BEGIN Provided records

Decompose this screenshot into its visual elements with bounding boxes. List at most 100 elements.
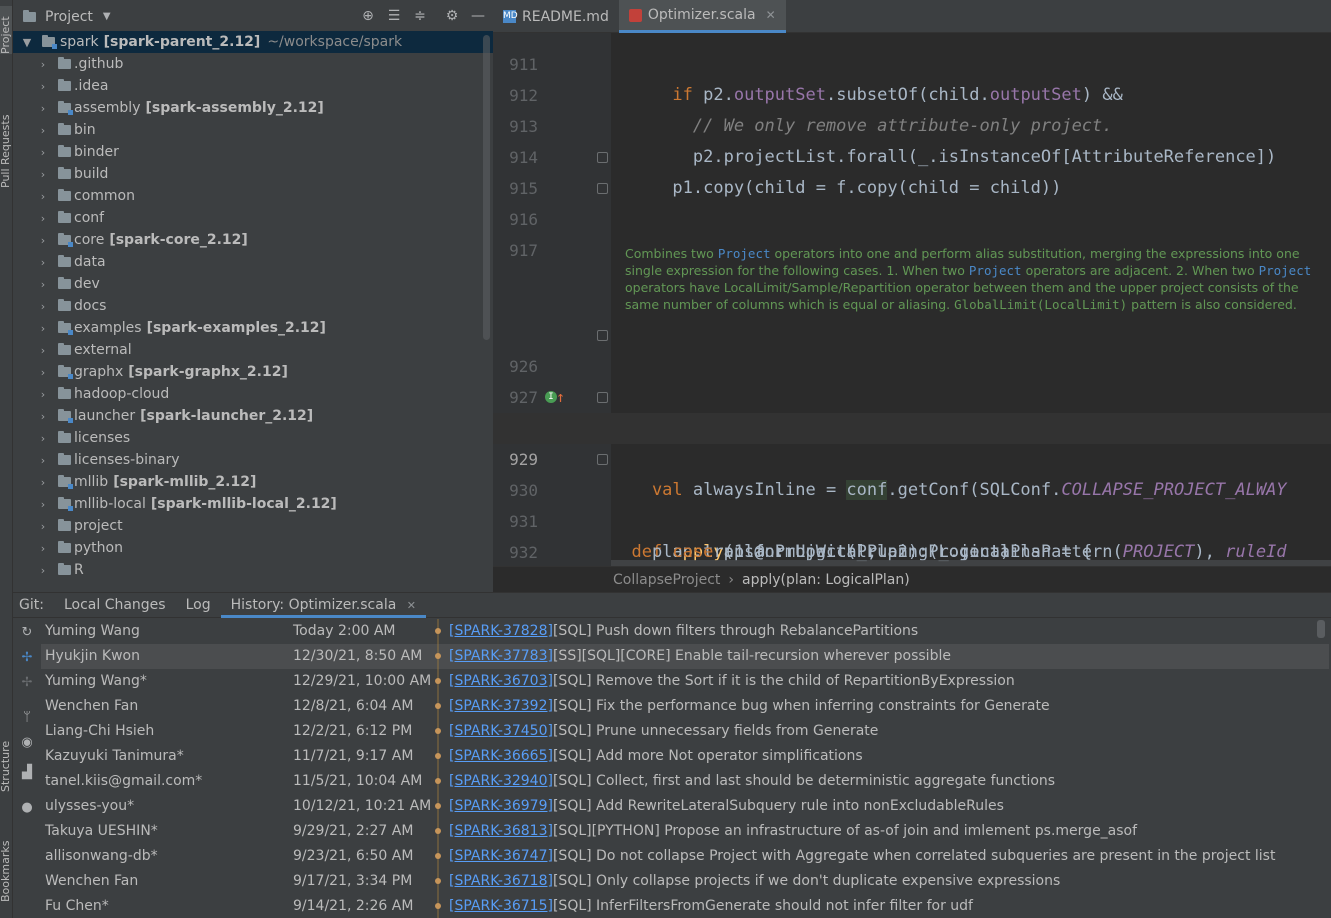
chevron-right-icon[interactable]: › (38, 344, 48, 357)
branch-icon[interactable]: ᛘ (19, 710, 35, 726)
tab-history[interactable]: History: Optimizer.scala ✕ (220, 593, 426, 618)
layout-icon[interactable]: ▟ (19, 765, 35, 781)
compare-icon[interactable]: ✢ (19, 675, 35, 691)
fold-marker-icon[interactable] (597, 152, 608, 163)
chevron-right-icon[interactable]: › (38, 212, 48, 225)
issue-link[interactable]: [SPARK-36718] (449, 873, 553, 889)
chevron-right-icon[interactable]: › (38, 300, 48, 313)
history-row[interactable]: Yuming Wang Today 2:00 AM [SPARK-37828][SQ… (41, 619, 1329, 644)
project-tool-tab[interactable]: Project (0, 6, 12, 54)
locate-icon[interactable]: ⊕ (359, 7, 377, 25)
tree-item[interactable]: › common (13, 185, 493, 207)
close-icon[interactable]: ✕ (766, 8, 776, 22)
project-scrollbar[interactable] (483, 35, 490, 340)
tree-item[interactable]: › conf (13, 207, 493, 229)
tree-item[interactable]: › assembly [spark-assembly_2.12] (13, 97, 493, 119)
tree-item[interactable]: › project (13, 515, 493, 537)
chevron-right-icon[interactable]: › (38, 80, 48, 93)
tab-readme[interactable]: MD README.md (493, 0, 619, 33)
tree-item[interactable]: › .github (13, 53, 493, 75)
chevron-down-icon[interactable]: ▼ (22, 36, 32, 49)
tree-item[interactable]: › mllib-local [spark-mllib-local_2.12] (13, 493, 493, 515)
history-row[interactable]: tanel.kiis@gmail.com* 11/5/21, 10:04 AM [S… (41, 769, 1329, 794)
tree-item[interactable]: › external (13, 339, 493, 361)
chevron-right-icon[interactable]: › (38, 190, 48, 203)
tree-item[interactable]: › docs (13, 295, 493, 317)
chevron-right-icon[interactable]: › (38, 278, 48, 291)
issue-link[interactable]: [SPARK-36813] (449, 823, 553, 839)
issue-link[interactable]: [SPARK-37828] (449, 623, 553, 639)
tree-item[interactable]: › graphx [spark-graphx_2.12] (13, 361, 493, 383)
chevron-right-icon[interactable]: › (38, 388, 48, 401)
history-row[interactable]: allisonwang-db* 9/23/21, 6:50 AM [SPARK-36… (41, 844, 1329, 869)
fold-marker-icon[interactable] (597, 392, 608, 403)
chevron-right-icon[interactable]: › (38, 366, 48, 379)
tree-item[interactable]: › mllib [spark-mllib_2.12] (13, 471, 493, 493)
history-row[interactable]: Takuya UESHIN* 9/29/21, 2:27 AM [SPARK-368… (41, 819, 1329, 844)
chevron-right-icon[interactable]: › (38, 146, 48, 159)
issue-link[interactable]: [SPARK-37450] (449, 723, 553, 739)
tree-item[interactable]: › data (13, 251, 493, 273)
issue-link[interactable]: [SPARK-36665] (449, 748, 553, 764)
breadcrumb-item[interactable]: CollapseProject (613, 572, 720, 588)
chevron-right-icon[interactable]: › (38, 234, 48, 247)
chevron-right-icon[interactable]: › (38, 322, 48, 335)
tree-item[interactable]: › dev (13, 273, 493, 295)
tree-item[interactable]: › build (13, 163, 493, 185)
structure-tool-tab[interactable]: Structure (0, 730, 12, 792)
tree-item[interactable]: › licenses-binary (13, 449, 493, 471)
tree-item[interactable]: › .idea (13, 75, 493, 97)
bookmarks-tool-tab[interactable]: Bookmarks (0, 832, 12, 902)
tree-item[interactable]: › core [spark-core_2.12] (13, 229, 493, 251)
issue-link[interactable]: [SPARK-37392] (449, 698, 553, 714)
tree-item[interactable]: › bin (13, 119, 493, 141)
chevron-right-icon[interactable]: › (38, 168, 48, 181)
chevron-down-icon[interactable]: ▼ (103, 11, 111, 22)
project-view-selector[interactable]: Project (45, 9, 93, 25)
issue-link[interactable]: [SPARK-32940] (449, 773, 553, 789)
issue-link[interactable]: [SPARK-36715] (449, 898, 553, 914)
tree-item[interactable]: › python (13, 537, 493, 559)
tree-item[interactable]: › hadoop-cloud (13, 383, 493, 405)
chevron-right-icon[interactable]: › (38, 58, 48, 71)
chevron-right-icon[interactable]: › (38, 410, 48, 423)
issue-link[interactable]: [SPARK-36979] (449, 798, 553, 814)
fold-marker-icon[interactable] (597, 183, 608, 194)
history-row[interactable]: ulysses-you* 10/12/21, 10:21 AM [SPARK-369… (41, 794, 1329, 819)
tree-item[interactable]: › R (13, 559, 493, 581)
chevron-right-icon[interactable]: › (38, 542, 48, 555)
chevron-right-icon[interactable]: › (38, 124, 48, 137)
github-icon[interactable]: ● (19, 800, 35, 816)
tree-item[interactable]: › examples [spark-examples_2.12] (13, 317, 493, 339)
pull-requests-tool-tab[interactable]: Pull Requests (0, 92, 12, 188)
tree-item[interactable]: › licenses (13, 427, 493, 449)
tab-optimizer-scala[interactable]: Optimizer.scala ✕ (618, 0, 786, 33)
chevron-right-icon[interactable]: › (38, 432, 48, 445)
fold-marker-icon[interactable] (597, 454, 608, 465)
issue-link[interactable]: [SPARK-37783] (449, 648, 553, 664)
collapse-all-icon[interactable]: ≑ (411, 7, 429, 25)
fold-marker-icon[interactable] (597, 330, 608, 341)
chevron-right-icon[interactable]: › (38, 476, 48, 489)
chevron-right-icon[interactable]: › (38, 102, 48, 115)
issue-link[interactable]: [SPARK-36703] (449, 673, 553, 689)
history-row[interactable]: Fu Chen* 9/14/21, 2:26 AM [SPARK-36715][SQ… (41, 894, 1329, 918)
history-row[interactable]: Wenchen Fan 9/17/21, 3:34 PM [SPARK-36718]… (41, 869, 1329, 894)
chevron-right-icon[interactable]: › (38, 498, 48, 511)
tree-root-spark[interactable]: ▼ spark [spark-parent_2.12] ~/workspace/… (13, 31, 493, 53)
history-row[interactable]: Hyukjin Kwon 12/30/21, 8:50 AM [SPARK-3778… (41, 644, 1329, 669)
history-row[interactable]: Wenchen Fan 12/8/21, 6:04 AM [SPARK-37392]… (41, 694, 1329, 719)
history-scrollbar[interactable] (1317, 620, 1325, 638)
tree-item[interactable]: › binder (13, 141, 493, 163)
tab-log[interactable]: Log (176, 593, 221, 618)
tree-item[interactable]: › launcher [spark-launcher_2.12] (13, 405, 493, 427)
gear-icon[interactable]: ⚙ (443, 7, 461, 25)
hide-icon[interactable]: — (469, 7, 487, 25)
close-icon[interactable]: ✕ (407, 599, 416, 612)
tab-local-changes[interactable]: Local Changes (54, 593, 176, 618)
cherry-pick-icon[interactable]: ✢ (19, 650, 35, 666)
arrow-up-icon[interactable]: ↑ (556, 382, 565, 413)
chevron-right-icon[interactable]: › (38, 454, 48, 467)
code-editor[interactable]: 911 if p2.outputSet.subsetOf(child.outpu… (493, 33, 1331, 566)
eye-icon[interactable]: ◉ (19, 735, 35, 751)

END Provided records

What the exercise asks: Output these lines as a JSON list of strings, one string per line, leaving out blank lines and the picture.

Correct answer:
[
  "Decompose this screenshot into its visual elements with bounding boxes. List at most 100 elements.",
  "chevron-right-icon[interactable]: › (38, 344, 48, 357)",
  "branch-icon[interactable]: ᛘ (19, 710, 35, 726)",
  "tab-history[interactable]: History: Optimizer.scala ✕ (220, 593, 426, 618)",
  "layout-icon[interactable]: ▟ (19, 765, 35, 781)",
  "compare-icon[interactable]: ✢ (19, 675, 35, 691)",
  "fold-marker-icon[interactable] (597, 152, 608, 163)",
  "chevron-right-icon[interactable]: › (38, 212, 48, 225)",
  "issue-link[interactable]: [SPARK-36718] (449, 873, 553, 889)",
  "chevron-right-icon[interactable]: › (38, 300, 48, 313)",
  "history-row[interactable]: Yuming Wang Today 2:00 AM [SPARK-37828][SQ… (41, 619, 1329, 644)",
  "project-tool-tab[interactable]: Project (0, 6, 12, 54)",
  "locate-icon[interactable]: ⊕ (359, 7, 377, 25)",
  "tree-item[interactable]: › common (13, 185, 493, 207)",
  "close-icon[interactable]: ✕ (766, 8, 776, 22)",
  "project-scrollbar[interactable] (483, 35, 490, 340)",
  "tree-item[interactable]: › conf (13, 207, 493, 229)",
  "tree-item[interactable]: › assembly [spark-assembly_2.12] (13, 97, 493, 119)",
  "tree-item[interactable]: › project (13, 515, 493, 537)",
  "chevron-right-icon[interactable]: › (38, 80, 48, 93)",
  "tab-readme[interactable]: MD README.md (493, 0, 619, 33)",
  "tree-item[interactable]: › .github (13, 53, 493, 75)",
  "chevron-down-icon[interactable]: ▼ (22, 36, 32, 49)",
  "tree-item[interactable]: › mllib-local [spark-mllib-local_2.12] (13, 493, 493, 515)",
  "history-row[interactable]: tanel.kiis@gmail.com* 11/5/21, 10:04 AM [S… (41, 769, 1329, 794)",
  "tree-item[interactable]: › external (13, 339, 493, 361)",
  "chevron-right-icon[interactable]: › (38, 190, 48, 203)",
  "tree-item[interactable]: › docs (13, 295, 493, 317)",
  "chevron-right-icon[interactable]: › (38, 278, 48, 291)",
  "issue-link[interactable]: [SPARK-36813] (449, 823, 553, 839)",
  "issue-link[interactable]: [SPARK-37828] (449, 623, 553, 639)",
  "tree-item[interactable]: › graphx [spark-graphx_2.12] (13, 361, 493, 383)",
  "chevron-right-icon[interactable]: › (38, 388, 48, 401)",
  "history-row[interactable]: allisonwang-db* 9/23/21, 6:50 AM [SPARK-36… (41, 844, 1329, 869)",
  "fold-marker-icon[interactable] (597, 392, 608, 403)",
  "chevron-right-icon[interactable]: › (38, 366, 48, 379)",
  "tree-item[interactable]: › mllib [spark-mllib_2.12] (13, 471, 493, 493)",
  "history-row[interactable]: Takuya UESHIN* 9/29/21, 2:27 AM [SPARK-368… (41, 819, 1329, 844)",
  "chevron-right-icon[interactable]: › (38, 146, 48, 159)",
  "issue-link[interactable]: [SPARK-37450] (449, 723, 553, 739)",
  "tree-item[interactable]: › data (13, 251, 493, 273)",
  "issue-link[interactable]: [SPARK-36665] (449, 748, 553, 764)",
  "breadcrumb-item[interactable]: CollapseProject (613, 572, 720, 588)",
  "chevron-right-icon[interactable]: › (38, 234, 48, 247)",
  "chevron-right-icon[interactable]: › (38, 322, 48, 335)",
  "tree-item[interactable]: › dev (13, 273, 493, 295)",
  "tree-item[interactable]: › build (13, 163, 493, 185)",
  "structure-tool-tab[interactable]: Structure (0, 730, 12, 792)",
  "tree-item[interactable]: › licenses-binary (13, 449, 493, 471)",
  "tree-item[interactable]: › .idea (13, 75, 493, 97)",
  "bookmarks-tool-tab[interactable]: Bookmarks (0, 832, 12, 902)",
  "tree-item[interactable]: › core [spark-core_2.12] (13, 229, 493, 251)",
  "issue-link[interactable]: [SPARK-37392] (449, 698, 553, 714)",
  "tree-item[interactable]: › bin (13, 119, 493, 141)",
  "chevron-right-icon[interactable]: › (38, 168, 48, 181)",
  "chevron-down-icon[interactable]: ▼ (103, 11, 111, 22)",
  "project-view-selector[interactable]: Project (45, 9, 93, 25)",
  "issue-link[interactable]: [SPARK-32940] (449, 773, 553, 789)",
  "issue-link[interactable]: [SPARK-36715] (449, 898, 553, 914)",
  "tree-item[interactable]: › python (13, 537, 493, 559)",
  "tree-item[interactable]: › hadoop-cloud (13, 383, 493, 405)",
  "chevron-right-icon[interactable]: › (38, 58, 48, 71)",
  "chevron-right-icon[interactable]: › (38, 410, 48, 423)",
  "issue-link[interactable]: [SPARK-36979] (449, 798, 553, 814)",
  "fold-marker-icon[interactable] (597, 183, 608, 194)",
  "history-row[interactable]: ulysses-you* 10/12/21, 10:21 AM [SPARK-369… (41, 794, 1329, 819)",
  "tree-item[interactable]: › R (13, 559, 493, 581)",
  "chevron-right-icon[interactable]: › (38, 542, 48, 555)",
  "chevron-right-icon[interactable]: › (38, 124, 48, 137)",
  "github-icon[interactable]: ● (19, 800, 35, 816)",
  "tree-item[interactable]: › examples [spark-examples_2.12] (13, 317, 493, 339)",
  "pull-requests-tool-tab[interactable]: Pull Requests (0, 92, 12, 188)",
  "tree-item[interactable]: › licenses (13, 427, 493, 449)",
  "tab-optimizer-scala[interactable]: Optimizer.scala ✕ (618, 0, 786, 33)",
  "chevron-right-icon[interactable]: › (38, 432, 48, 445)",
  "fold-marker-icon[interactable] (597, 454, 608, 465)",
  "issue-link[interactable]: [SPARK-37783] (449, 648, 553, 664)",
  "collapse-all-icon[interactable]: ≑ (411, 7, 429, 25)",
  "fold-marker-icon[interactable] (597, 330, 608, 341)",
  "chevron-right-icon[interactable]: › (38, 476, 48, 489)",
  "chevron-right-icon[interactable]: › (38, 102, 48, 115)",
  "issue-link[interactable]: [SPARK-36703] (449, 673, 553, 689)",
  "history-row[interactable]: Fu Chen* 9/14/21, 2:26 AM [SPARK-36715][SQ… (41, 894, 1329, 918)",
  "history-row[interactable]: Wenchen Fan 9/17/21, 3:34 PM [SPARK-36718]… (41, 869, 1329, 894)",
  "chevron-right-icon[interactable]: › (38, 498, 48, 511)",
  "tree-root-spark[interactable]: ▼ spark [spark-parent_2.12] ~/workspace/… (13, 31, 493, 53)",
  "history-row[interactable]: Hyukjin Kwon 12/30/21, 8:50 AM [SPARK-3778… (41, 644, 1329, 669)",
  "history-row[interactable]: Wenchen Fan 12/8/21, 6:04 AM [SPARK-37392]… (41, 694, 1329, 719)",
  "history-scrollbar[interactable] (1317, 620, 1325, 638)",
  "tree-item[interactable]: › binder (13, 141, 493, 163)",
  "tab-log[interactable]: Log (176, 593, 221, 618)",
  "tree-item[interactable]: › launcher [spark-launcher_2.12] (13, 405, 493, 427)",
  "gear-icon[interactable]: ⚙ (443, 7, 461, 25)",
  "hide-icon[interactable]: — (469, 7, 487, 25)",
  "close-icon[interactable]: ✕ (407, 599, 416, 612)",
  "tab-local-changes[interactable]: Local Changes (54, 593, 176, 618)",
  "cherry-pick-icon[interactable]: ✢ (19, 650, 35, 666)",
  "arrow-up-icon[interactable]: ↑ (556, 382, 565, 413)",
  "chevron-right-icon[interactable]: › (38, 454, 48, 467)",
  "code-editor[interactable]: 911 if p2.outputSet.subsetOf(child.outpu… (493, 33, 1331, 566)",
  "eye-icon[interactable]: ◉ (19, 735, 35, 751)"
]